Extracted records
........
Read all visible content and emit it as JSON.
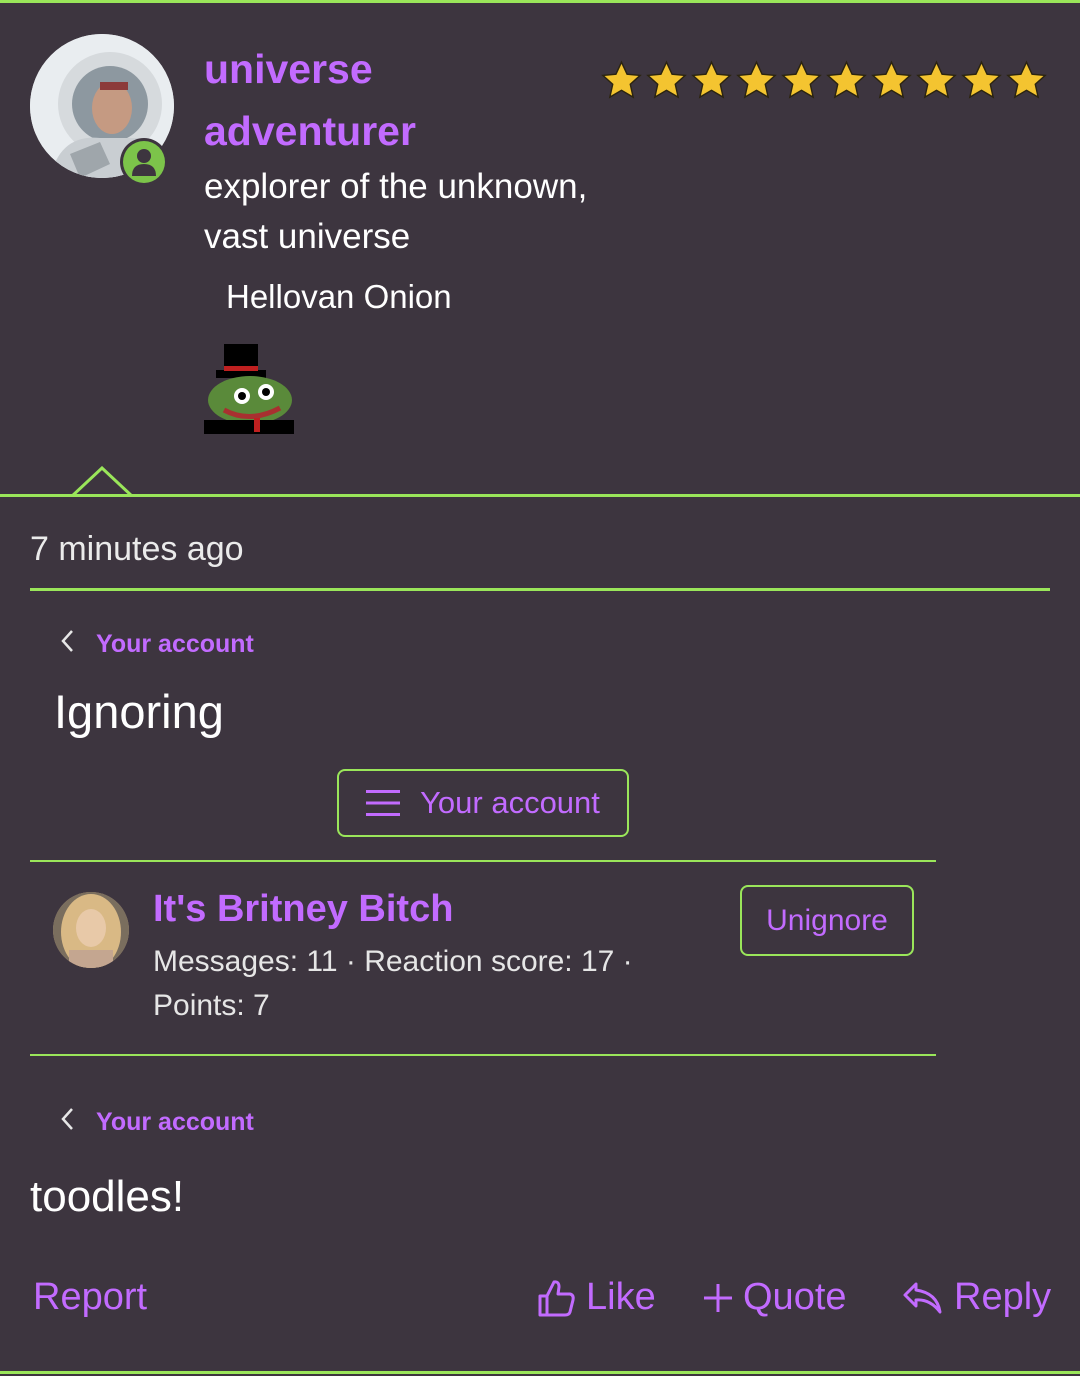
{
  "colors": {
    "background": "#3d353f",
    "accent_line": "#9ae65a",
    "link": "#c26bff",
    "star": "#f4c430",
    "online": "#7cc44a"
  },
  "user": {
    "name": "universe adventurer",
    "title": "explorer of the unknown, vast universe",
    "banner": "Hellovan Onion",
    "rating_stars": 10
  },
  "post": {
    "timestamp": "7 minutes ago",
    "breadcrumb_label": "Your account",
    "page_heading": "Ignoring",
    "menu_button_label": "Your account",
    "ignored_member": {
      "name": "It's Britney Bitch",
      "meta": "Messages: 11 · Reaction score: 17 · Points: 7",
      "unignore_label": "Unignore"
    },
    "breadcrumb_label_2": "Your account",
    "body_text": "toodles!"
  },
  "actions": {
    "report": "Report",
    "like": "Like",
    "quote": "Quote",
    "reply": "Reply"
  },
  "icons": [
    "online-status-icon",
    "star-icon",
    "chevron-left-icon",
    "menu-icon",
    "thumbs-up-icon",
    "plus-icon",
    "reply-icon"
  ]
}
........
§ Task statement: Copy out all of the data word for word. Do not carry over any picture.

§ Output for this task:
Read all visible content and emit it as JSON.
{
  "colors": {
    "background": "#3d353f",
    "accent_line": "#9ae65a",
    "link": "#c26bff",
    "star": "#f4c430",
    "online": "#7cc44a"
  },
  "user": {
    "name": "universe adventurer",
    "title": "explorer of the unknown, vast universe",
    "banner": "Hellovan Onion",
    "rating_stars": 10
  },
  "post": {
    "timestamp": "7 minutes ago",
    "breadcrumb_label": "Your account",
    "page_heading": "Ignoring",
    "menu_button_label": "Your account",
    "ignored_member": {
      "name": "It's Britney Bitch",
      "meta": "Messages: 11 · Reaction score: 17 · Points: 7",
      "unignore_label": "Unignore"
    },
    "breadcrumb_label_2": "Your account",
    "body_text": "toodles!"
  },
  "actions": {
    "report": "Report",
    "like": "Like",
    "quote": "Quote",
    "reply": "Reply"
  },
  "icons": [
    "online-status-icon",
    "star-icon",
    "chevron-left-icon",
    "menu-icon",
    "thumbs-up-icon",
    "plus-icon",
    "reply-icon"
  ]
}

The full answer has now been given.